Asked how his week had been winning crew Nigel Young's first comment was: "Wet! - It was good actually. I've sailed with Quentin now for quite some time in lots of different things - Melges 24s, Dragons, Wayfarers - and it's always good when you get a team together like this with such an experienced helmsman. Bill is a really nice guy and brought a lot to the team, but we've brought a lot to him because we were able to bring him up to speed on the boat pretty quickly.
"We thought it was going to take him some time to get up to speed because the Etchells and the Dragon are quite different animals, but it's very interesting actually because he says that the boats are much more similar than you might imagine and he found it very similar to driving the Etchells. He got a handle on it pretty quick. We were laughing just now because the South West Championships seemed so easy, which might be a little bit big headed may be, but that just fell into our hands so easily, and this one was so so difficult and we had to leave it until the last minute to snatch the trophy."
Asked about their sail programme for the event Nigel, who runs North Sails Ireland, explained, "We did the same as I do with any of my programmes. We don't try to beat our own customers with something special for ourselves. We try to make the most forgiving sails for everybody. We used the standard North sails all week. We used the regular A9 mainsail and the MJ8 jib when the breeze was down and when the breeze was up we used the heavy main and the MJ5 genoa which is pretty devastating, especially when Bill's on the tiller."

★ ★ ★ ★ ★

_What to work on_
From the sailing interview, echo the passage starting at "Asked how his" and ending at "boat pretty quickly.", word for word.

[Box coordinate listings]
★ ★ ★ ★ ★

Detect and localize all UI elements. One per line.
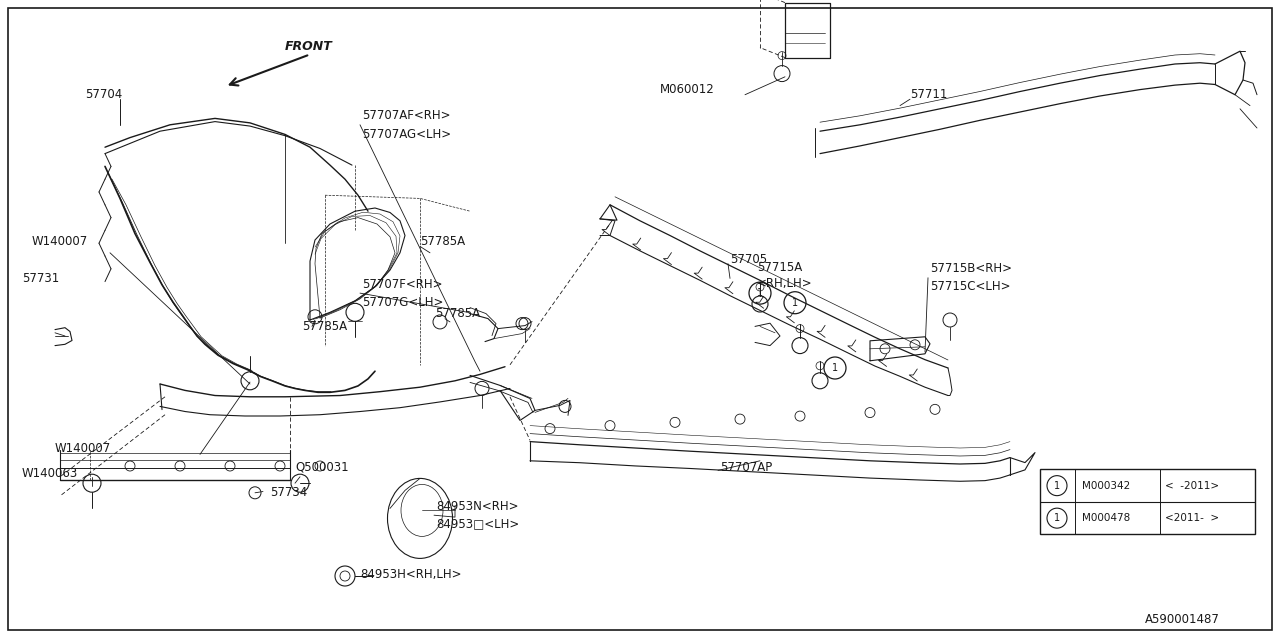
Text: 1: 1 <box>792 298 797 308</box>
Bar <box>1039 469 1254 534</box>
Text: 1: 1 <box>756 288 763 298</box>
Text: M060012: M060012 <box>660 83 714 96</box>
Text: Q500031: Q500031 <box>294 461 348 474</box>
Text: 57715C<LH>: 57715C<LH> <box>931 280 1010 293</box>
Text: 1: 1 <box>1053 481 1060 491</box>
Text: A590001487: A590001487 <box>1146 613 1220 626</box>
Text: W140063: W140063 <box>22 467 78 480</box>
Text: M000478: M000478 <box>1082 513 1130 523</box>
Circle shape <box>291 474 308 492</box>
Text: <RH,LH>: <RH,LH> <box>756 277 813 290</box>
Text: 57711: 57711 <box>910 88 947 101</box>
Text: 84953H<RH,LH>: 84953H<RH,LH> <box>360 568 462 581</box>
Text: 57707AG<LH>: 57707AG<LH> <box>362 128 451 141</box>
Text: 57707AP: 57707AP <box>721 461 772 474</box>
Text: 57707F<RH>: 57707F<RH> <box>362 278 443 291</box>
Circle shape <box>83 474 101 492</box>
Text: <2011-  >: <2011- > <box>1165 513 1219 523</box>
Text: 1: 1 <box>1053 513 1060 523</box>
Text: M000342: M000342 <box>1082 481 1130 491</box>
Text: 57707AF<RH>: 57707AF<RH> <box>362 109 451 122</box>
Circle shape <box>346 303 364 321</box>
Text: 57731: 57731 <box>22 272 59 285</box>
Text: 84953N<RH>: 84953N<RH> <box>436 500 518 513</box>
Text: 57785A: 57785A <box>302 320 347 333</box>
Text: 57785A: 57785A <box>435 307 480 320</box>
Text: 57704: 57704 <box>84 88 123 101</box>
Text: <  -2011>: < -2011> <box>1165 481 1219 491</box>
Text: 1: 1 <box>832 363 838 373</box>
Text: FRONT: FRONT <box>285 40 333 52</box>
Text: W140007: W140007 <box>55 442 111 454</box>
Text: 57705: 57705 <box>730 253 767 266</box>
Text: 57734: 57734 <box>270 486 307 499</box>
Text: 57715A: 57715A <box>756 261 803 274</box>
Text: 84953□<LH>: 84953□<LH> <box>436 517 520 530</box>
Text: 57715B<RH>: 57715B<RH> <box>931 262 1012 275</box>
Circle shape <box>241 372 259 390</box>
Text: 57707G<LH>: 57707G<LH> <box>362 296 443 308</box>
Text: 57785A: 57785A <box>420 236 465 248</box>
Text: W140007: W140007 <box>32 236 88 248</box>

★ ★ ★ ★ ★

_Finished exercise_
Asked how his week had been winning crew Nigel Young's first comment was: "Wet! - It was good actually. I've sailed with Quentin now for quite some time in lots of different things - Melges 24s, Dragons, Wayfarers - and it's always good when you get a team together like this with such an experienced helmsman. Bill is a really nice guy and brought a lot to the team, but we've brought a lot to him because we were able to bring him up to speed on the boat pretty quickly.